-- START TEXT SECTION --

Welcome to the site Tigrelily. Look around the site and make yourself at home. Hopefully you can find some direction or at least some ideas or dealing with your situation.
 
Hi guys. I'm not sure why I joined, but it must be 'coz I'm lonely. :)
I'm also not sure if there are any rules about countries outside the US.. I'm from Romania, would very much like to meet people outside the box I'm living in (that would be my country :) and socialize, I guess...
I'm actually realizing that I'm a bit shy, as I type :)) lol. I've read impressive stories in this thread.
 
Welcome She of the Forest. No there are no such rules. In fact we do have a few people from your country here.
 
Hi everyone :). I'm 27 years old, from England and I feel a bit like 'She of the Forest' because I'm also not sure why I joined. But what I do know is I find it difficult to make new friends because I'm shy, introverted and only have a couple of close friends who I met during my school life. I was singled out and ignored quite a lot during my youth (not just at school) and find it hard to come out of my shell but I do my best to try.

I decided to join 'a lonely life' after reading this: http://www.alonelylife.com/showthread.php?tid=716

The thread is old but I still felt really bad for Michael and the responses he received were really moving and supportive, I have never done any drugs like he did though, but I just feel as lost in life as he was at the time he posted that. Do any of you know if he is okay right now? If not, I hope he is because he sounded like a good dude and I think everyone deserves a fresh start if they want it.

Anyway my hobbies are: Gaming (Xbox), photography, cycling, driving, watching movies and listening to music of all kinds.

I'm not sure what else to put right now but I'll have a browse through this site (which seems great so far) :)

Thankyou for reading this, and take care.





 
Welcome to the site Simon :) I hope Michael is alright, also.
 
Just joined. Not sure how to update my profile. If you could email me or something and let me know how that would great. Thanx.
 
Welcome

Click on "User CP" towards the top of your screen and you will find the menu options for editing your profile.
 
The Thread is as follows"

An encouragement for new members
This is just a suggestion, but it is a thing I know many people would appreciate:

Fill in your profile data, in particular it would be very nice if you could specify:
•your location
•sex
•birthday (thus age).


This will help people getting a better idea of who you are, and what timezone you are in (thus it becomes easier to anticipate when someone might come online).

Dont worry about your privacy, this information will not be used by alonelylife.com for any other purpose but showing in your profile .

I will repeat though:
This was just a suggestions and an encouragement, you are NOT forced to fill in your profile data.

-------------------------------------------------------------------------------------------------------------------------
First, welcome to the Forum all Newcomers!

-- END TEXT SECTION --

» THE TASK: Copy word for word the part of the forum thread starting at "An encouragement for" and ending at "your profile .". Rely only on the forum thread when working through this exercise.

-- START DATASET EXCERPTS --

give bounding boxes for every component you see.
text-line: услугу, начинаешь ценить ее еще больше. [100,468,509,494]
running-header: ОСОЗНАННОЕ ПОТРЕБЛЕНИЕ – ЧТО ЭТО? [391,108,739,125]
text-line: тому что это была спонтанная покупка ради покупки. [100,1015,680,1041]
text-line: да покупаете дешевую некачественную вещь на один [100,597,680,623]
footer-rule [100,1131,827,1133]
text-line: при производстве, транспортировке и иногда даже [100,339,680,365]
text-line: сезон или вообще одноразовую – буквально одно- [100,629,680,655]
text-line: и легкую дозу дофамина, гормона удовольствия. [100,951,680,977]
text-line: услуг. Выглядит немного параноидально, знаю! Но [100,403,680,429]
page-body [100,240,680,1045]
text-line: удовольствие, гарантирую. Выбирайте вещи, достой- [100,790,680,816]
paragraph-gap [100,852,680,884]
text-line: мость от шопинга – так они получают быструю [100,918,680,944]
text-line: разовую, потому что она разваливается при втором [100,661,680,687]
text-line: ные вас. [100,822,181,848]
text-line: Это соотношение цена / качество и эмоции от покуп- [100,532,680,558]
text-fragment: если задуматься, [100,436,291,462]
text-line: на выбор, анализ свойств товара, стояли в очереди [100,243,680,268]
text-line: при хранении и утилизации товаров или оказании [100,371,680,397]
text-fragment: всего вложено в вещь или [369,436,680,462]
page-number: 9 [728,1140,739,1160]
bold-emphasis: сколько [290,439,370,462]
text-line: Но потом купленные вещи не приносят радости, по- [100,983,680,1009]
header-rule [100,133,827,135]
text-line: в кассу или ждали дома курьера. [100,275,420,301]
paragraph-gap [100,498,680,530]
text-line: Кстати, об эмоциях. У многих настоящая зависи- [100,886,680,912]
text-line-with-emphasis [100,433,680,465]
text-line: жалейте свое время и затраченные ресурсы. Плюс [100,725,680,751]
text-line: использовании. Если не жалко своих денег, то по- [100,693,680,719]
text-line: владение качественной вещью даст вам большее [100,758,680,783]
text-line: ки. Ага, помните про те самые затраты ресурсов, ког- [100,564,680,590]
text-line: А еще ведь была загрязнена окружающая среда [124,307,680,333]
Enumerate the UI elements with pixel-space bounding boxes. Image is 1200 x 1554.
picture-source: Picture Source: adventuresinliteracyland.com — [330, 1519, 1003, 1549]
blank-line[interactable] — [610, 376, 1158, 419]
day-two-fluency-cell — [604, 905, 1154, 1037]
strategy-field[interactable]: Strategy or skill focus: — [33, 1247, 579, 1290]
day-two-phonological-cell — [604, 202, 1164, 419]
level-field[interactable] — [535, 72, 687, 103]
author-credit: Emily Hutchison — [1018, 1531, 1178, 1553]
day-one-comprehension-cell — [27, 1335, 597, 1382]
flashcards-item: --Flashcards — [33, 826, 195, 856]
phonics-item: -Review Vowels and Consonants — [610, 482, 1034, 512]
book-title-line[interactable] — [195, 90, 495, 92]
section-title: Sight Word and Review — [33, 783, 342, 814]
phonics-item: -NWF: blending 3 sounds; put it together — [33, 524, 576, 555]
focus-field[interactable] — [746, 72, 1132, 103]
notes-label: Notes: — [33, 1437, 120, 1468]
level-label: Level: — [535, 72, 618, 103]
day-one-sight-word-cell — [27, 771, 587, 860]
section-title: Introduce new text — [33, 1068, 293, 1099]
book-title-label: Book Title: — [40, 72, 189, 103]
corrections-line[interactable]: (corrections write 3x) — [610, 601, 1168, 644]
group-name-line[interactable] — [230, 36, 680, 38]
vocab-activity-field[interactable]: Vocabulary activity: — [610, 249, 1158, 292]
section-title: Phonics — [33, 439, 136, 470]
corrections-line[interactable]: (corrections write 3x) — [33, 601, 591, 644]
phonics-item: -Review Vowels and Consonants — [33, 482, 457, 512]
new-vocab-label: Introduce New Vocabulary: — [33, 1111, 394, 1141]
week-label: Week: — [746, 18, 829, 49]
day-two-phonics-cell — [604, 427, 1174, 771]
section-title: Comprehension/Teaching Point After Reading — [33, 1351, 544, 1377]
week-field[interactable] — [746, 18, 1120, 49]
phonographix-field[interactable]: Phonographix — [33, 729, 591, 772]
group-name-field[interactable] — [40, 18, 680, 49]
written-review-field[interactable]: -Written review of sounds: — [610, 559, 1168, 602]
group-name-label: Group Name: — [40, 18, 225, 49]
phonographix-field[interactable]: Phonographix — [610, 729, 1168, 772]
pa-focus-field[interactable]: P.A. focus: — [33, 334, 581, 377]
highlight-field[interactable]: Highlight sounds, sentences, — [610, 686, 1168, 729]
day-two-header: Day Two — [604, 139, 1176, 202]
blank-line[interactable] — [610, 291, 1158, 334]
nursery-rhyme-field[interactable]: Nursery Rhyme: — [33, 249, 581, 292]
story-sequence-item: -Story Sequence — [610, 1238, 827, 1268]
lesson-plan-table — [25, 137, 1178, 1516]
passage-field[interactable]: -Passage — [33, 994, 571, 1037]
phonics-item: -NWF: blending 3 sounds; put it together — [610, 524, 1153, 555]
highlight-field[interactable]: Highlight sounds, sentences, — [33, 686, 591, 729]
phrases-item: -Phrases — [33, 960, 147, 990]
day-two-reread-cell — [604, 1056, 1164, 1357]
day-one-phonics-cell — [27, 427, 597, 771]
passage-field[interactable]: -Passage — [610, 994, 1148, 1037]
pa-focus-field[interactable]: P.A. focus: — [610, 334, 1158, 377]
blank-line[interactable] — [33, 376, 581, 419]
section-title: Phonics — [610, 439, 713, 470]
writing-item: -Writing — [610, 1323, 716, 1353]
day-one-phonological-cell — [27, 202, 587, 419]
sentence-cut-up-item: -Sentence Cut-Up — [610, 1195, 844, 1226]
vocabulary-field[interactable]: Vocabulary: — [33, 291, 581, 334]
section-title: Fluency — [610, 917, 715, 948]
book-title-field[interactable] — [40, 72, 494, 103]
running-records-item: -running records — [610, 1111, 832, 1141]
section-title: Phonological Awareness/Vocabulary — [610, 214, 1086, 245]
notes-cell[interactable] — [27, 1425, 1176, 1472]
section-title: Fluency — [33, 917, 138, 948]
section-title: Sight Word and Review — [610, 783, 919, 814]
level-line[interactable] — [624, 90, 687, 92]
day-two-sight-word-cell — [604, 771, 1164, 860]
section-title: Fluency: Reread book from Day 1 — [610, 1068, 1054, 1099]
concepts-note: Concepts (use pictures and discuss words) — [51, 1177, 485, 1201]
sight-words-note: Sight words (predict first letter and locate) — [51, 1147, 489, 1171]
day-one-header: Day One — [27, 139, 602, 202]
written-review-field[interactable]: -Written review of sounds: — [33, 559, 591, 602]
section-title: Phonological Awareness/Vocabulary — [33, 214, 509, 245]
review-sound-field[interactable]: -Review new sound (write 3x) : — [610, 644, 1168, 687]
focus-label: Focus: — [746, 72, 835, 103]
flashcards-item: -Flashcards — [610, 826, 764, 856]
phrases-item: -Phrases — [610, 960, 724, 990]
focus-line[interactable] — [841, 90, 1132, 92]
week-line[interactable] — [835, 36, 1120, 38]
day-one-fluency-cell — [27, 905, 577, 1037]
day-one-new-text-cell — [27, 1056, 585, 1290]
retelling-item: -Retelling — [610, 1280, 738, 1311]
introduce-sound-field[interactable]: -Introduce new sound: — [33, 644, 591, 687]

-- END DATASET EXCERPTS --

» FULL OUTPUT:
An encouragement for new members
This is just a suggestion, but it is a thing I know many people would appreciate:

Fill in your profile data, in particular it would be very nice if you could specify:
•your location
•sex
•birthday (thus age).


This will help people getting a better idea of who you are, and what timezone you are in (thus it becomes easier to anticipate when someone might come online).

Dont worry about your privacy, this information will not be used by alonelylife.com for any other purpose but showing in your profile .